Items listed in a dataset
※ ※ ※

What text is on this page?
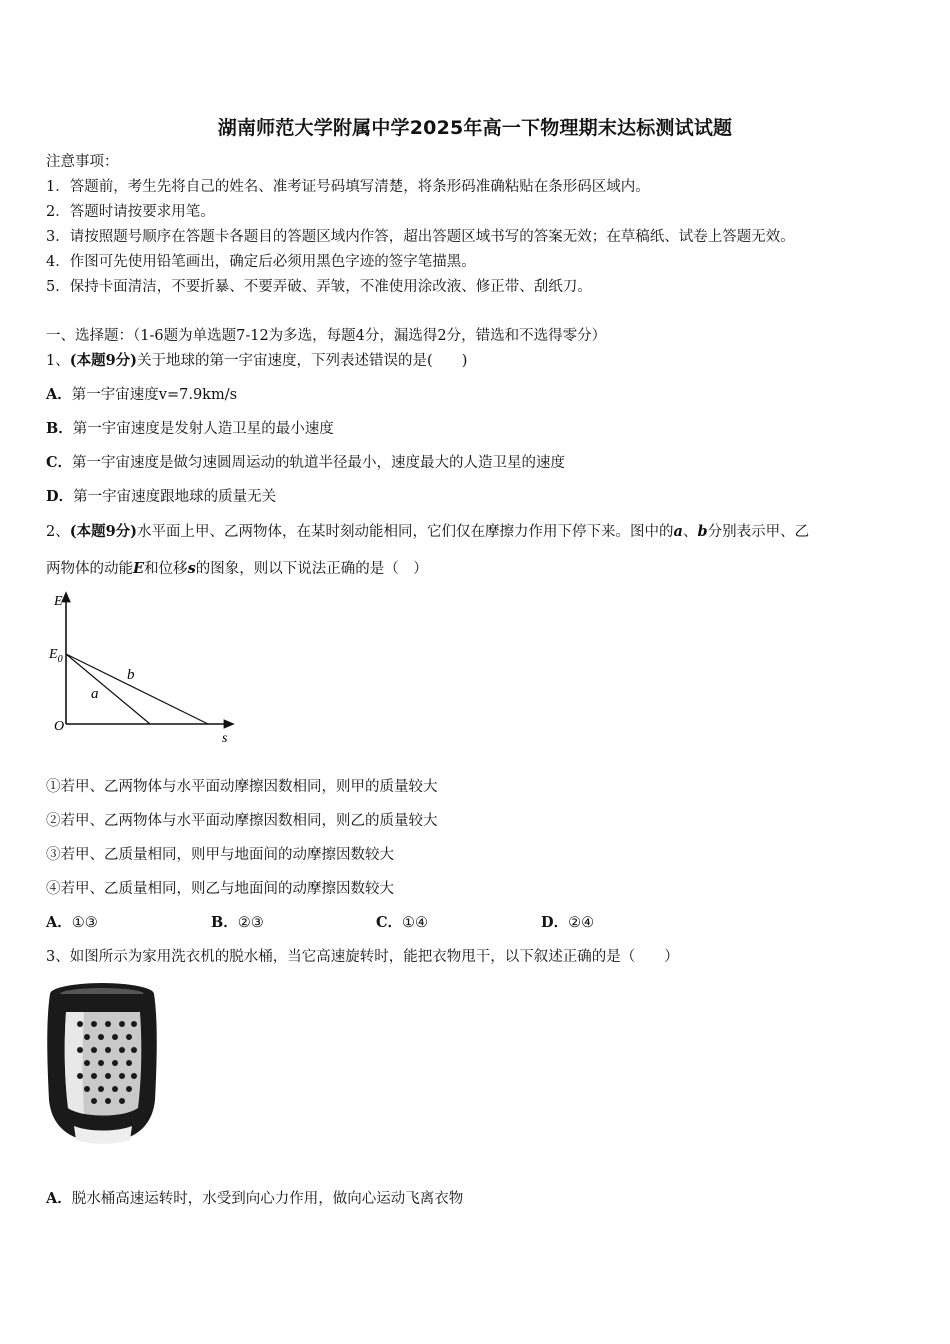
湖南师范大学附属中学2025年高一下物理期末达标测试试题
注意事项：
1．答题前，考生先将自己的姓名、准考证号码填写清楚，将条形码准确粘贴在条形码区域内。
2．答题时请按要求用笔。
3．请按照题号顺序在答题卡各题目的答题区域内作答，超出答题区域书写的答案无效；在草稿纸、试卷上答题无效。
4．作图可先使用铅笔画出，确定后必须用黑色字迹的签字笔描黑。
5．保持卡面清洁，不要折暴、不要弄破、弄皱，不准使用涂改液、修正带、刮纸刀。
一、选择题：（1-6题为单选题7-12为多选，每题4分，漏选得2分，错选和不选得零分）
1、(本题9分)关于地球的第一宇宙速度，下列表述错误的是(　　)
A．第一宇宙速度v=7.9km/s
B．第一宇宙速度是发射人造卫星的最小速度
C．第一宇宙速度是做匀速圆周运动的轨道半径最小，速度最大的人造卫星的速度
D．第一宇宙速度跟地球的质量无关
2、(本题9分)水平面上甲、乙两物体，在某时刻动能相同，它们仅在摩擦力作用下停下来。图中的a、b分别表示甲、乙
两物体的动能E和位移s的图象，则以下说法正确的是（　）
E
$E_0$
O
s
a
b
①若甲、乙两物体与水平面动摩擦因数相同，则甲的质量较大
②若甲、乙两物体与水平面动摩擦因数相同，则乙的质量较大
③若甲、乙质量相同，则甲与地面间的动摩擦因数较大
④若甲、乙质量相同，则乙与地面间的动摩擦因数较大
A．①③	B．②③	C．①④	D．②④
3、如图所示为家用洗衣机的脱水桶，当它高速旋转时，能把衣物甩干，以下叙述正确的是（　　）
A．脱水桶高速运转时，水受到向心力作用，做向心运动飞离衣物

※ ※ ※

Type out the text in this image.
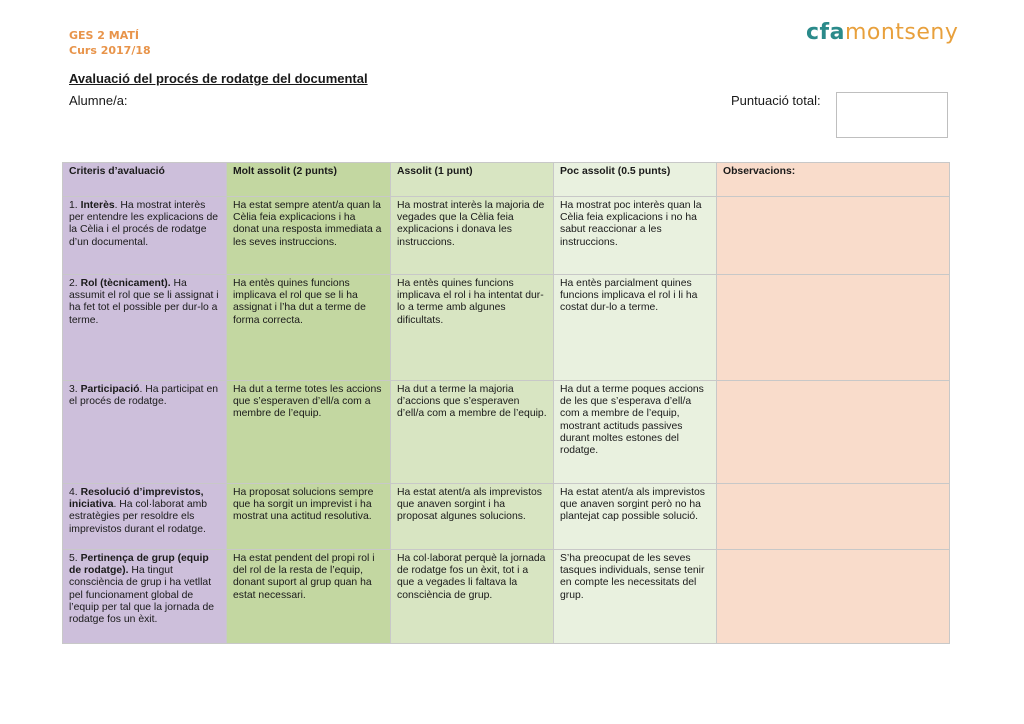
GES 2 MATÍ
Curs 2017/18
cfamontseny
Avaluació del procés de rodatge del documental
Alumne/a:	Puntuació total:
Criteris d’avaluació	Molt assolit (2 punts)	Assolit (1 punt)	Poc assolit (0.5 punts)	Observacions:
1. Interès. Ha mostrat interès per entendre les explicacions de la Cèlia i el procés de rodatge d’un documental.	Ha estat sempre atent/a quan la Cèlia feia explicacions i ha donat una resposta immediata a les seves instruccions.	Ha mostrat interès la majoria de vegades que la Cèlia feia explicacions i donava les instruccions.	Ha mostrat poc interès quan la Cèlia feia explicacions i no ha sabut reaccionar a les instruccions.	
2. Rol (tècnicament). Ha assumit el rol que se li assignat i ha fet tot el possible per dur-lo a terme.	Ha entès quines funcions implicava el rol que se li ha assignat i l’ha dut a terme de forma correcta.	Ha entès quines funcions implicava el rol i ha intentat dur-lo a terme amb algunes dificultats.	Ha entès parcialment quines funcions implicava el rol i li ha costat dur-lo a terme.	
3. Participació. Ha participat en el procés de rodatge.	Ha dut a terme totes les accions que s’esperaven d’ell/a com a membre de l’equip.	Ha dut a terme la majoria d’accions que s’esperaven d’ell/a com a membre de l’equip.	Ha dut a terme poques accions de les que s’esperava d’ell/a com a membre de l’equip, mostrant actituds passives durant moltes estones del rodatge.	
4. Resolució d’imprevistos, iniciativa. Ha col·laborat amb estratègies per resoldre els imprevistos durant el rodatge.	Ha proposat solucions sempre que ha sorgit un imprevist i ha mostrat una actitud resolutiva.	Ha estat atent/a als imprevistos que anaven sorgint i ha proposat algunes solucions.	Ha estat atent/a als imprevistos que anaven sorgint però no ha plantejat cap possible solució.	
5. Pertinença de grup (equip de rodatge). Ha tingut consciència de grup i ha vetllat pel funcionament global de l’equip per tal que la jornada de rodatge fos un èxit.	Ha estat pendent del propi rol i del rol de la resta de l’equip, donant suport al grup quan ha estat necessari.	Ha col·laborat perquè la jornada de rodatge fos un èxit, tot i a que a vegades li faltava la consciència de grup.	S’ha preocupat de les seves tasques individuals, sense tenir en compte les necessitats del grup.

※ ※ ※

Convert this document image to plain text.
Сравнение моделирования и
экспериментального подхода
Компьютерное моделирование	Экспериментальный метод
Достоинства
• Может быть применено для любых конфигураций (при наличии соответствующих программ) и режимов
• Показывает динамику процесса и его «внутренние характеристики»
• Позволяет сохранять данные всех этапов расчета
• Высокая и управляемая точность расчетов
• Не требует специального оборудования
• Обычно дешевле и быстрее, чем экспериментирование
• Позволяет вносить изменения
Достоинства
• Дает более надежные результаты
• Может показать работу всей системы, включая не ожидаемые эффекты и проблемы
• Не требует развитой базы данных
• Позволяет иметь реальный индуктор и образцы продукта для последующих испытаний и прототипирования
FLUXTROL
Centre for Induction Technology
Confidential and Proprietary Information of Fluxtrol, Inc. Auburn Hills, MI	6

※ ※ ※

Only the number is wanted: how many lines in the data include the word "vegades"?

2